----- PROVIDED DATA -----
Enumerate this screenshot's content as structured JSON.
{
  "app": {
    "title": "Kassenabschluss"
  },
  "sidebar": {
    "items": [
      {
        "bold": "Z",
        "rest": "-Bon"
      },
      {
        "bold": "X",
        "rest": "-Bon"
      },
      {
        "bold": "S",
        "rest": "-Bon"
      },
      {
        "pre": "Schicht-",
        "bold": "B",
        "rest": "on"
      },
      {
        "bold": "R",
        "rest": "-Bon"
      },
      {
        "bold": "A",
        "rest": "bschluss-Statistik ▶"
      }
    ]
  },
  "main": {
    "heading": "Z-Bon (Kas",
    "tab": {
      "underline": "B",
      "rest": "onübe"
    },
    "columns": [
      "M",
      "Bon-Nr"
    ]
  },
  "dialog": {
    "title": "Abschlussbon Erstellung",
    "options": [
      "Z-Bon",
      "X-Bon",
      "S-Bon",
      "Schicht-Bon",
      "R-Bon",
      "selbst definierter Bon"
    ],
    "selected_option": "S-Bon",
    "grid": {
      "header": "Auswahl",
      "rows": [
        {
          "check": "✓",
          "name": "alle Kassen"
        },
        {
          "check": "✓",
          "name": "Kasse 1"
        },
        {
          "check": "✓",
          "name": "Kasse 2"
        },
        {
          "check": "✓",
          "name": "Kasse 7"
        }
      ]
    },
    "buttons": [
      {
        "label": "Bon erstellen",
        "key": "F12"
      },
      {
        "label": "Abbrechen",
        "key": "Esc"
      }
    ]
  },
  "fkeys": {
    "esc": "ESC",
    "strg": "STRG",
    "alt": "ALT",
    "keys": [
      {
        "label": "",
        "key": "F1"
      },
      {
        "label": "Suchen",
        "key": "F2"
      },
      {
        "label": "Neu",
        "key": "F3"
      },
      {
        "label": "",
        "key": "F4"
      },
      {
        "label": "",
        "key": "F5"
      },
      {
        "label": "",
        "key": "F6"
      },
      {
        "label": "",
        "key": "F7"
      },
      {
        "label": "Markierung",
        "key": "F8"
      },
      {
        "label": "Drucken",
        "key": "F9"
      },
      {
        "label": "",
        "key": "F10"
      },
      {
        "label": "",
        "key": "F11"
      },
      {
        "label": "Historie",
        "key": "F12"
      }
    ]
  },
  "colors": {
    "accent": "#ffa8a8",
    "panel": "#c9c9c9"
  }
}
-----
▶ TASK OBJECTIVE:
Return the material exactly as it stands.

▶ EXERCISE ANSWER:
Enumerate this screenshot's content as structured JSON.
{
  "app": {
    "title": "Kassenabschluss"
  },
  "sidebar": {
    "items": [
      {
        "bold": "Z",
        "rest": "-Bon"
      },
      {
        "bold": "X",
        "rest": "-Bon"
      },
      {
        "bold": "S",
        "rest": "-Bon"
      },
      {
        "pre": "Schicht-",
        "bold": "B",
        "rest": "on"
      },
      {
        "bold": "R",
        "rest": "-Bon"
      },
      {
        "bold": "A",
        "rest": "bschluss-Statistik ▶"
      }
    ]
  },
  "main": {
    "heading": "Z-Bon (Kas",
    "tab": {
      "underline": "B",
      "rest": "onübe"
    },
    "columns": [
      "M",
      "Bon-Nr"
    ]
  },
  "dialog": {
    "title": "Abschlussbon Erstellung",
    "options": [
      "Z-Bon",
      "X-Bon",
      "S-Bon",
      "Schicht-Bon",
      "R-Bon",
      "selbst definierter Bon"
    ],
    "selected_option": "S-Bon",
    "grid": {
      "header": "Auswahl",
      "rows": [
        {
          "check": "✓",
          "name": "alle Kassen"
        },
        {
          "check": "✓",
          "name": "Kasse 1"
        },
        {
          "check": "✓",
          "name": "Kasse 2"
        },
        {
          "check": "✓",
          "name": "Kasse 7"
        }
      ]
    },
    "buttons": [
      {
        "label": "Bon erstellen",
        "key": "F12"
      },
      {
        "label": "Abbrechen",
        "key": "Esc"
      }
    ]
  },
  "fkeys": {
    "esc": "ESC",
    "strg": "STRG",
    "alt": "ALT",
    "keys": [
      {
        "label": "",
        "key": "F1"
      },
      {
        "label": "Suchen",
        "key": "F2"
      },
      {
        "label": "Neu",
        "key": "F3"
      },
      {
        "label": "",
        "key": "F4"
      },
      {
        "label": "",
        "key": "F5"
      },
      {
        "label": "",
        "key": "F6"
      },
      {
        "label": "",
        "key": "F7"
      },
      {
        "label": "Markierung",
        "key": "F8"
      },
      {
        "label": "Drucken",
        "key": "F9"
      },
      {
        "label": "",
        "key": "F10"
      },
      {
        "label": "",
        "key": "F11"
      },
      {
        "label": "Historie",
        "key": "F12"
      }
    ]
  },
  "colors": {
    "accent": "#ffa8a8",
    "panel": "#c9c9c9"
  }
}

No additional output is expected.